Which lines of the records contain "outlook"? Collect every one of them.

**Extracted material**
==*==

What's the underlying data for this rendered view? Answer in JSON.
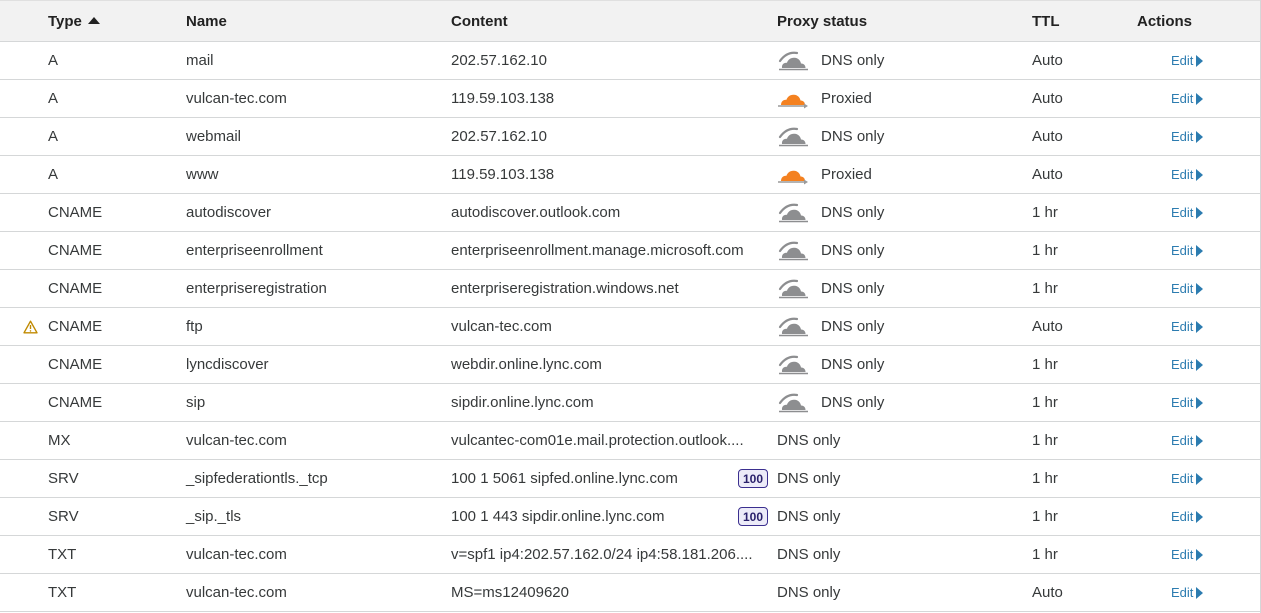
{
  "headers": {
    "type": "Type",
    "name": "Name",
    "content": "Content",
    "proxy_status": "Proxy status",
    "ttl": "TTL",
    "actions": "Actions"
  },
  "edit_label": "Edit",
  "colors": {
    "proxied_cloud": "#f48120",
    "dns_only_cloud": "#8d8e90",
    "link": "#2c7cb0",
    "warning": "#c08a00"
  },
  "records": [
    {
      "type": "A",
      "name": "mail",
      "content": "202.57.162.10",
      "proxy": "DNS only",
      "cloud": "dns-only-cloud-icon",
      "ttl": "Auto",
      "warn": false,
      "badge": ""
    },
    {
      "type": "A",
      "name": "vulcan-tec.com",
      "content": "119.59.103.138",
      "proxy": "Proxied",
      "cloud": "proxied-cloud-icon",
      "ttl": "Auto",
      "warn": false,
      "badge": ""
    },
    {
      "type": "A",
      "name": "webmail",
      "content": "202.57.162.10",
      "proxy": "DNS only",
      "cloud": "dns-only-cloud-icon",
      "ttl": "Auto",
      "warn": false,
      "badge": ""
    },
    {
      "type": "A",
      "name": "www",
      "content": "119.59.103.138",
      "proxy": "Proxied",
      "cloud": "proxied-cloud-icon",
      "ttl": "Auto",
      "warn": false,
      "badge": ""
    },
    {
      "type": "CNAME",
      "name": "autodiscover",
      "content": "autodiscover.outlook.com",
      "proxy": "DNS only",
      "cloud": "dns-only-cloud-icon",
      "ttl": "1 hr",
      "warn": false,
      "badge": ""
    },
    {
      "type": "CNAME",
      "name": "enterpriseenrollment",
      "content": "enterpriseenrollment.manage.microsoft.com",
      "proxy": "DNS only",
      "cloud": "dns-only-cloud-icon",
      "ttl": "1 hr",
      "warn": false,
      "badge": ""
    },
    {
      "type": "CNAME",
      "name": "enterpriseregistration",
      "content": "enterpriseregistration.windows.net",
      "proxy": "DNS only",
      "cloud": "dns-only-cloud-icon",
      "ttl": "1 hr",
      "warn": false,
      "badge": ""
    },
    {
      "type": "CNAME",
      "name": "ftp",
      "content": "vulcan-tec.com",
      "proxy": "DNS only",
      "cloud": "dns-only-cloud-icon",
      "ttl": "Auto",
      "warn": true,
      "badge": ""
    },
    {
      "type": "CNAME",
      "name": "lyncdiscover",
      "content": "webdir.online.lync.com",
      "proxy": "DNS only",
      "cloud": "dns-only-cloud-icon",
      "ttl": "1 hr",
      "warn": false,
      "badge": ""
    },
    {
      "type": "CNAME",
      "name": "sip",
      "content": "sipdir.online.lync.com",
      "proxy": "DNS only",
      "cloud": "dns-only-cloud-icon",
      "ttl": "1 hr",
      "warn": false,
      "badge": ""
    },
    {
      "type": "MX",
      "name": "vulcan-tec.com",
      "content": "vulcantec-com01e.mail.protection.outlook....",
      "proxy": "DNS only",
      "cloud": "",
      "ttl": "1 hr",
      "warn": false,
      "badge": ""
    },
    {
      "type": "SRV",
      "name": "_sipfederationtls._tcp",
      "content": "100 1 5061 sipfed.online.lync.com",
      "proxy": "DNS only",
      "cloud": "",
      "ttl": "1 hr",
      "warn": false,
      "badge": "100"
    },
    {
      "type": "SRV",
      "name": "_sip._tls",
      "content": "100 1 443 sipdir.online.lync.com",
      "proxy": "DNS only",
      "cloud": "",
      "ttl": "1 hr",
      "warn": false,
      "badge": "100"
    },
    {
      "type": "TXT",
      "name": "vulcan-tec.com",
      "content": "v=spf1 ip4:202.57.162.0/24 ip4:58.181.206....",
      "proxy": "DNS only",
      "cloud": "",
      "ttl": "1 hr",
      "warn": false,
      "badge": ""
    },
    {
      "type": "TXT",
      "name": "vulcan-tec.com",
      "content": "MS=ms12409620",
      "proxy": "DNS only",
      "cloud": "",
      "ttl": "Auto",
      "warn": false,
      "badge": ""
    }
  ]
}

==*==

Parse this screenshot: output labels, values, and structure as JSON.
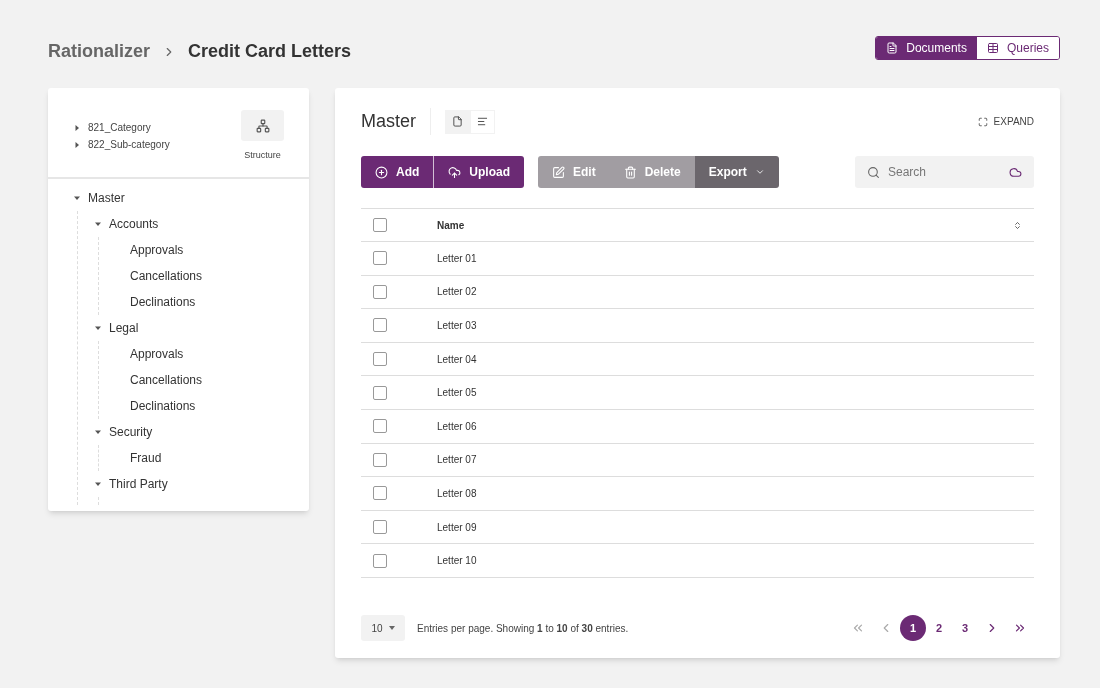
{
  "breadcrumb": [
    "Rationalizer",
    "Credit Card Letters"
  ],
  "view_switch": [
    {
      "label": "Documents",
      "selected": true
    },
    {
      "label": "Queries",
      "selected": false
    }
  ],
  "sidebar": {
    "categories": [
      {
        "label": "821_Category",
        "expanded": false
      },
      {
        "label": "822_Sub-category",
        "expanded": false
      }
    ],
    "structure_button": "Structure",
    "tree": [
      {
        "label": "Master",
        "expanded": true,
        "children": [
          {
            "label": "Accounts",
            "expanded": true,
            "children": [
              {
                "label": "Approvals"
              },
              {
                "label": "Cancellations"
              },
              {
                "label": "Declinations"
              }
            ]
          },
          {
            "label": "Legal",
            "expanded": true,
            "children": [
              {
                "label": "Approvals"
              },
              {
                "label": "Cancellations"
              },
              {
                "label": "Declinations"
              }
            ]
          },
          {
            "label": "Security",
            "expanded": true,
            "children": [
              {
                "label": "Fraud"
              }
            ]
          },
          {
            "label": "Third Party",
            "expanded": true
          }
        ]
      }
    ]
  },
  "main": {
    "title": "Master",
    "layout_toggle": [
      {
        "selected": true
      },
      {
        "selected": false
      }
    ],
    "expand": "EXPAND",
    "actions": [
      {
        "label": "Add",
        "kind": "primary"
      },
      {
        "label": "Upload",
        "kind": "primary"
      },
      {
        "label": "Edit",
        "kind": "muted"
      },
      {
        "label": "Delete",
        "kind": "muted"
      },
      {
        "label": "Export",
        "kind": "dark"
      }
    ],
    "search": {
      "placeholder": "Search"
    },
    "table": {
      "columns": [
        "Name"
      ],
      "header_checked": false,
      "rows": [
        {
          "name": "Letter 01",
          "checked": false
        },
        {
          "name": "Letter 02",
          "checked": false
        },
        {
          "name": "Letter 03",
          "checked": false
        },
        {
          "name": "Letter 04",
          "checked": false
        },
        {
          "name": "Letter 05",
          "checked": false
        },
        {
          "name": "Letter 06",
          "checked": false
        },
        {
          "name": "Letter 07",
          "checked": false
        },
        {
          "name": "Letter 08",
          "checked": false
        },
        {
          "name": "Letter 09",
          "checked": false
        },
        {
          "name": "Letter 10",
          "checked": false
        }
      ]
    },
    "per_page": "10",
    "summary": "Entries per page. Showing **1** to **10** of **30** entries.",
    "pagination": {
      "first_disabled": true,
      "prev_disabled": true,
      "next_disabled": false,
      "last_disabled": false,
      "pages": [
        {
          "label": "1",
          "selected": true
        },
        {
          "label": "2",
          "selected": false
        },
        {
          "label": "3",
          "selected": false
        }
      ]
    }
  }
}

==*==

**Solution for this task**
      "content": "autodiscover.outlook.com",
      "content": "vulcantec-com01e.mail.protection.outlook....",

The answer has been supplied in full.